- [Request]
Search the records for "Problem" and copy each line that holds it.
──────── Data for the task
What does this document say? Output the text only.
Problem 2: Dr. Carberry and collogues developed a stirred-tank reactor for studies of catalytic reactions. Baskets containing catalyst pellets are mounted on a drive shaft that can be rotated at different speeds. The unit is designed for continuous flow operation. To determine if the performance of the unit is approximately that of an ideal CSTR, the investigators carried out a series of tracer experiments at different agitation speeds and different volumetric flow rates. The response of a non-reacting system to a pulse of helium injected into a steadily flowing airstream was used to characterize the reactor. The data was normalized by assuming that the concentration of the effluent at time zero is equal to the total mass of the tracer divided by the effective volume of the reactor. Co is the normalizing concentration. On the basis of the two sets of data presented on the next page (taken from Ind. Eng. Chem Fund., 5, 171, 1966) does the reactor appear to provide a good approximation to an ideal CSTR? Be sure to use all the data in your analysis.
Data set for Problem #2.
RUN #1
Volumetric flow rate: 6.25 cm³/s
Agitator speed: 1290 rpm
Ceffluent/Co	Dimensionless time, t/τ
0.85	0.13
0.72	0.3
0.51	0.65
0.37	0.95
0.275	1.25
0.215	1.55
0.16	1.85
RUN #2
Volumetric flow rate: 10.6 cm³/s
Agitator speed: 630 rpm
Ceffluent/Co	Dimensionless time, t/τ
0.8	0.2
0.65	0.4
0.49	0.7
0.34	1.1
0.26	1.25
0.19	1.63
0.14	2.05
────────────────
- [The output]
Problem 2: Dr. Carberry and collogues developed a stirred-tank reactor for studies of catalytic reactions. Baskets containing catalyst pellets are mounted on a drive shaft that can be rotated at different speeds. The unit is designed for continuous flow operation. To determine if the performance of the unit is approximately that of an ideal CSTR, the investigators carried out a series of tracer experiments at different agitation speeds and different volumetric flow rates. The response of a non-reacting system to a pulse of helium injected into a steadily flowing airstream was used to characterize the reactor. The data was normalized by assuming that the concentration of the effluent at time zero is equal to the total mass of the tracer divided by the effective volume of the reactor. Co is the normalizing concentration. On the basis of the two sets of data presented on the next page (taken from Ind. Eng. Chem Fund., 5, 171, 1966) does the reactor appear to provide a good approximation to an ideal CSTR? Be sure to use all the data in your analysis.
Data set for Problem #2.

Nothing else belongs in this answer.